-- EXTRACTED ENTRIES --
★ ★ ★ ★ ★ ★ ★

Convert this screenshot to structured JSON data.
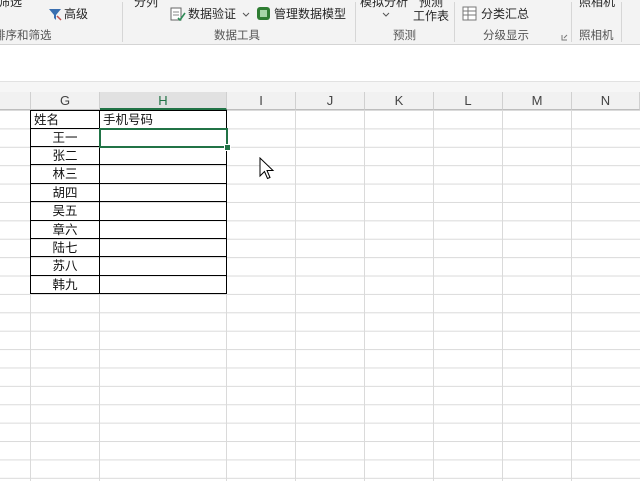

★ ★ ★ ★ ★ ★ ★

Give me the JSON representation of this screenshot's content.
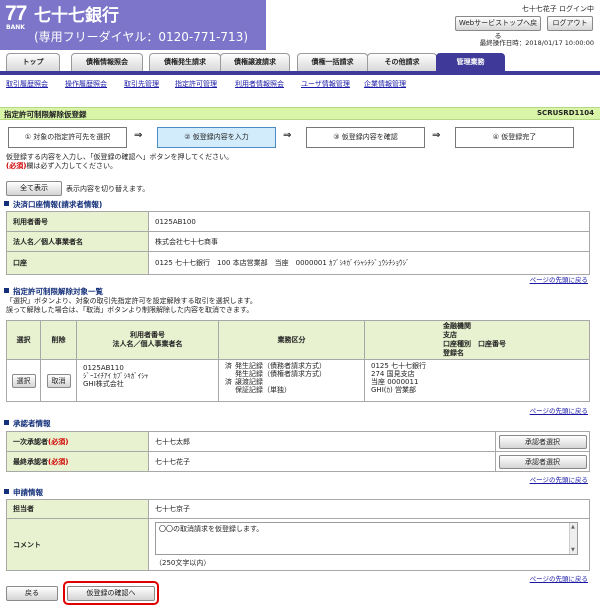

★ ★ ★ ★ ★ ★ ★

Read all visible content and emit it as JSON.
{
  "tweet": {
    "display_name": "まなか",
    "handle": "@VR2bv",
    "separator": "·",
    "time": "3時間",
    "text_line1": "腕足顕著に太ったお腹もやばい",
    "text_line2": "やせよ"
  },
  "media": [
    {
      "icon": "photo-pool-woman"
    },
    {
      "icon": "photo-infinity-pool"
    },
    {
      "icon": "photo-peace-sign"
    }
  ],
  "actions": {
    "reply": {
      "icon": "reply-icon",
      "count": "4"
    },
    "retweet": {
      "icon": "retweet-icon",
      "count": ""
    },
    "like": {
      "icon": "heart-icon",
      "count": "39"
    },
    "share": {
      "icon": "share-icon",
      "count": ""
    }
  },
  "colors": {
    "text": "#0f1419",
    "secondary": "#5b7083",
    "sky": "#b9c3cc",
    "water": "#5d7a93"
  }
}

★ ★ ★ ★ ★ ★ ★

Report the number of lines containing the string "this" and add nothing to it.

-- PROBLEM SOLUTION --
2